§ EXERCISE DETAILS
Find how many lines in the material contain "JSON"; your answer should be that number alone.

— Begin STORED DATA —

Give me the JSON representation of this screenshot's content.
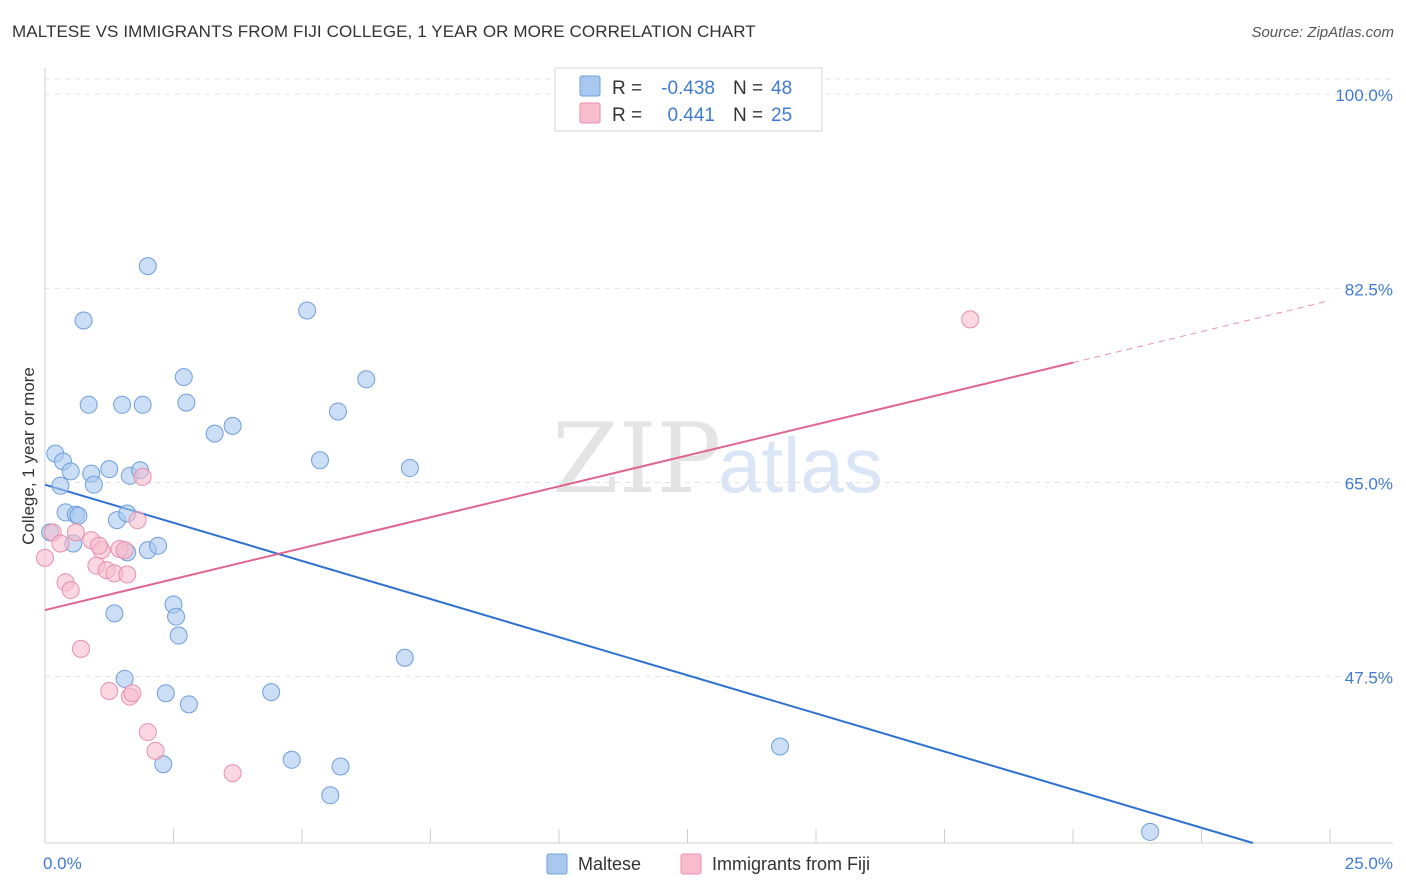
{
  "title": "MALTESE VS IMMIGRANTS FROM FIJI COLLEGE, 1 YEAR OR MORE CORRELATION CHART",
  "source": "Source: ZipAtlas.com",
  "watermark": {
    "zip": "ZIP",
    "atlas": "atlas"
  },
  "chart_data": {
    "type": "scatter",
    "ylabel": "College, 1 year or more",
    "xlim": [
      0,
      25
    ],
    "ylim": [
      32.5,
      102
    ],
    "x_tick_labels": [
      "0.0%",
      "25.0%"
    ],
    "x_tick_values": [
      0,
      25
    ],
    "y_ticks": [
      {
        "value": 100.0,
        "label": "100.0%"
      },
      {
        "value": 82.5,
        "label": "82.5%"
      },
      {
        "value": 65.0,
        "label": "65.0%"
      },
      {
        "value": 47.5,
        "label": "47.5%"
      }
    ],
    "legend_top": [
      {
        "r_label": "R =",
        "r": "-0.438",
        "n_label": "N =",
        "n": "48"
      },
      {
        "r_label": "R =",
        "r": "0.441",
        "n_label": "N =",
        "n": "25"
      }
    ],
    "series": [
      {
        "name": "Maltese",
        "color": "#a9c8ef",
        "stroke": "#6f9fdc",
        "line_color": "#2f72d1",
        "trend": {
          "x0": 0.0,
          "y0": 64.8,
          "x1": 23.5,
          "y1": 32.5
        },
        "points": [
          [
            0.1,
            60.5
          ],
          [
            0.2,
            67.6
          ],
          [
            0.3,
            64.7
          ],
          [
            0.35,
            66.9
          ],
          [
            0.4,
            62.3
          ],
          [
            0.5,
            66.0
          ],
          [
            0.55,
            59.5
          ],
          [
            0.6,
            62.1
          ],
          [
            0.65,
            62.0
          ],
          [
            0.75,
            79.6
          ],
          [
            0.85,
            72.0
          ],
          [
            0.9,
            65.8
          ],
          [
            0.95,
            64.8
          ],
          [
            1.25,
            66.2
          ],
          [
            1.35,
            53.2
          ],
          [
            1.4,
            61.6
          ],
          [
            1.5,
            72.0
          ],
          [
            1.55,
            47.3
          ],
          [
            1.6,
            62.2
          ],
          [
            1.6,
            58.7
          ],
          [
            1.65,
            65.6
          ],
          [
            1.85,
            66.1
          ],
          [
            1.9,
            72.0
          ],
          [
            2.0,
            84.5
          ],
          [
            2.0,
            58.9
          ],
          [
            2.2,
            59.3
          ],
          [
            2.3,
            39.6
          ],
          [
            2.35,
            46.0
          ],
          [
            2.5,
            54.0
          ],
          [
            2.55,
            52.9
          ],
          [
            2.6,
            51.2
          ],
          [
            2.7,
            74.5
          ],
          [
            2.75,
            72.2
          ],
          [
            2.8,
            45.0
          ],
          [
            3.3,
            69.4
          ],
          [
            3.65,
            70.1
          ],
          [
            4.4,
            46.1
          ],
          [
            4.8,
            40.0
          ],
          [
            5.1,
            80.5
          ],
          [
            5.35,
            67.0
          ],
          [
            5.55,
            36.8
          ],
          [
            5.7,
            71.4
          ],
          [
            5.75,
            39.4
          ],
          [
            6.25,
            74.3
          ],
          [
            7.0,
            49.2
          ],
          [
            7.1,
            66.3
          ],
          [
            14.3,
            41.2
          ],
          [
            21.5,
            33.5
          ]
        ]
      },
      {
        "name": "Immigrants from Fiji",
        "color": "#f7bccd",
        "stroke": "#e98fab",
        "line_color": "#e0668e",
        "trend": {
          "x0": 0.0,
          "y0": 53.5,
          "x1": 20.0,
          "y1": 75.8
        },
        "trend_dashed_to": {
          "x": 25.0,
          "y": 81.4
        },
        "points": [
          [
            0.0,
            58.2
          ],
          [
            0.15,
            60.5
          ],
          [
            0.3,
            59.5
          ],
          [
            0.4,
            56.0
          ],
          [
            0.5,
            55.3
          ],
          [
            0.6,
            60.5
          ],
          [
            0.7,
            50.0
          ],
          [
            0.9,
            59.8
          ],
          [
            1.0,
            57.5
          ],
          [
            1.1,
            58.9
          ],
          [
            1.2,
            57.1
          ],
          [
            1.25,
            46.2
          ],
          [
            1.35,
            56.8
          ],
          [
            1.45,
            59.0
          ],
          [
            1.55,
            58.9
          ],
          [
            1.6,
            56.7
          ],
          [
            1.65,
            45.7
          ],
          [
            1.7,
            46.0
          ],
          [
            1.8,
            61.6
          ],
          [
            1.9,
            65.5
          ],
          [
            2.0,
            42.5
          ],
          [
            2.15,
            40.8
          ],
          [
            3.65,
            38.8
          ],
          [
            18.0,
            79.7
          ],
          [
            1.05,
            59.3
          ]
        ]
      }
    ]
  }
}
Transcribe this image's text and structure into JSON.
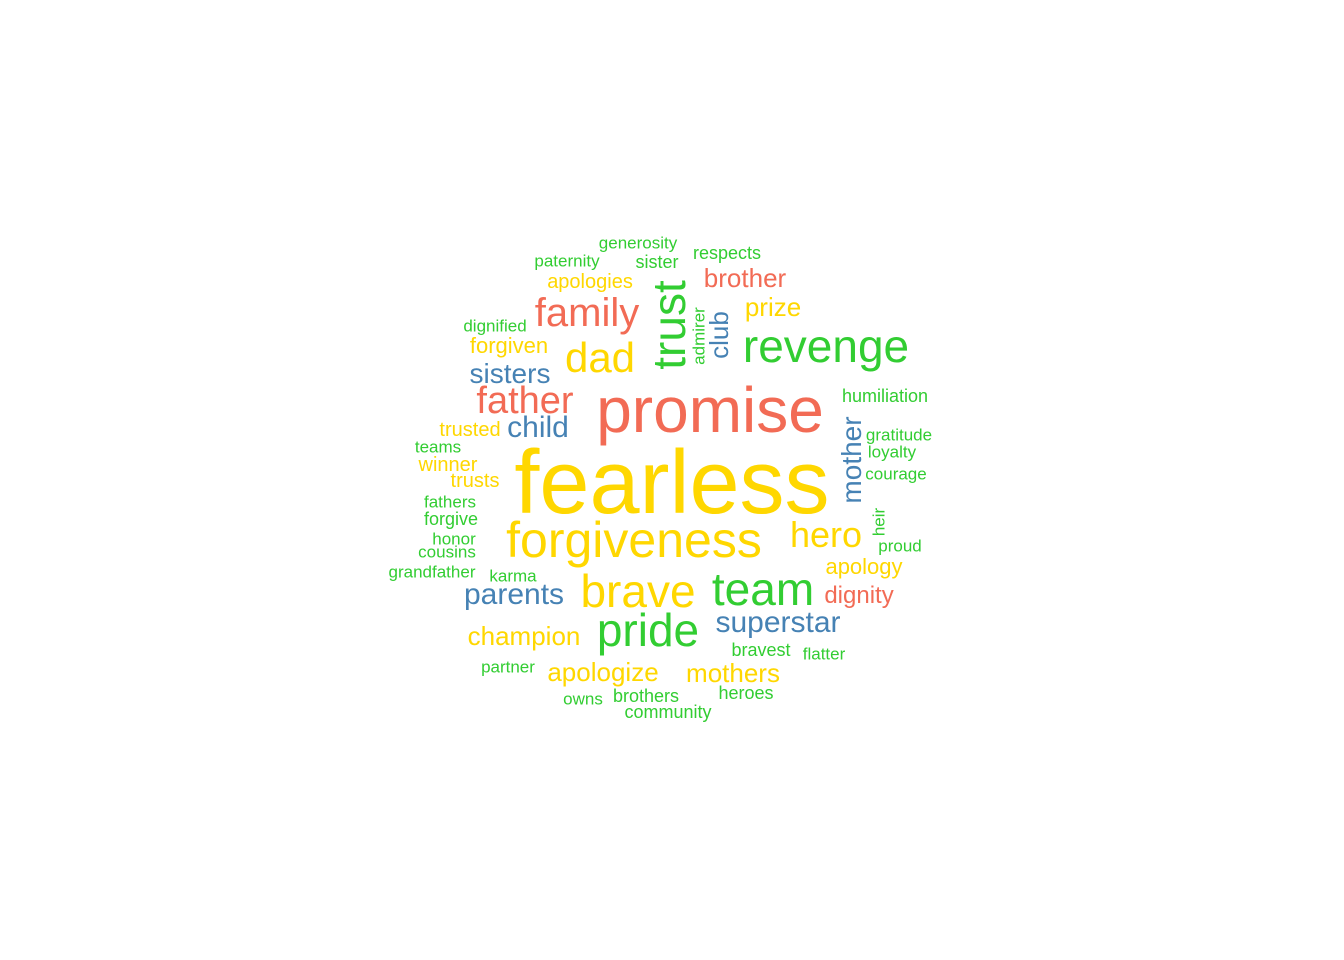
{
  "colors": {
    "yellow": "#FFD700",
    "red": "#F26B55",
    "green": "#32CD32",
    "blue": "#4682B4"
  },
  "words": [
    {
      "text": "fearless",
      "color": "yellow"
    },
    {
      "text": "promise",
      "color": "red"
    },
    {
      "text": "forgiveness",
      "color": "yellow"
    },
    {
      "text": "brave",
      "color": "yellow"
    },
    {
      "text": "team",
      "color": "green"
    },
    {
      "text": "pride",
      "color": "green"
    },
    {
      "text": "revenge",
      "color": "green"
    },
    {
      "text": "trust",
      "color": "green"
    },
    {
      "text": "dad",
      "color": "yellow"
    },
    {
      "text": "family",
      "color": "red"
    },
    {
      "text": "father",
      "color": "red"
    },
    {
      "text": "hero",
      "color": "yellow"
    },
    {
      "text": "superstar",
      "color": "blue"
    },
    {
      "text": "parents",
      "color": "blue"
    },
    {
      "text": "mother",
      "color": "blue"
    },
    {
      "text": "mothers",
      "color": "yellow"
    },
    {
      "text": "apologize",
      "color": "yellow"
    },
    {
      "text": "champion",
      "color": "yellow"
    },
    {
      "text": "child",
      "color": "blue"
    },
    {
      "text": "sisters",
      "color": "blue"
    },
    {
      "text": "brother",
      "color": "red"
    },
    {
      "text": "prize",
      "color": "yellow"
    },
    {
      "text": "club",
      "color": "blue"
    },
    {
      "text": "dignity",
      "color": "red"
    },
    {
      "text": "apology",
      "color": "yellow"
    },
    {
      "text": "forgiven",
      "color": "yellow"
    },
    {
      "text": "apologies",
      "color": "yellow"
    },
    {
      "text": "trusted",
      "color": "yellow"
    },
    {
      "text": "winner",
      "color": "yellow"
    },
    {
      "text": "trusts",
      "color": "yellow"
    },
    {
      "text": "humiliation",
      "color": "green"
    },
    {
      "text": "gratitude",
      "color": "green"
    },
    {
      "text": "loyalty",
      "color": "green"
    },
    {
      "text": "courage",
      "color": "green"
    },
    {
      "text": "heir",
      "color": "green"
    },
    {
      "text": "proud",
      "color": "green"
    },
    {
      "text": "admirer",
      "color": "green"
    },
    {
      "text": "generosity",
      "color": "green"
    },
    {
      "text": "paternity",
      "color": "green"
    },
    {
      "text": "sister",
      "color": "green"
    },
    {
      "text": "respects",
      "color": "green"
    },
    {
      "text": "dignified",
      "color": "green"
    },
    {
      "text": "teams",
      "color": "green"
    },
    {
      "text": "fathers",
      "color": "green"
    },
    {
      "text": "forgive",
      "color": "green"
    },
    {
      "text": "honor",
      "color": "green"
    },
    {
      "text": "cousins",
      "color": "green"
    },
    {
      "text": "grandfather",
      "color": "green"
    },
    {
      "text": "karma",
      "color": "green"
    },
    {
      "text": "partner",
      "color": "green"
    },
    {
      "text": "owns",
      "color": "green"
    },
    {
      "text": "brothers",
      "color": "green"
    },
    {
      "text": "community",
      "color": "green"
    },
    {
      "text": "heroes",
      "color": "green"
    },
    {
      "text": "bravest",
      "color": "green"
    },
    {
      "text": "flatter",
      "color": "green"
    }
  ]
}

— End STORED DATA —

§ SOLUTION BELOW
2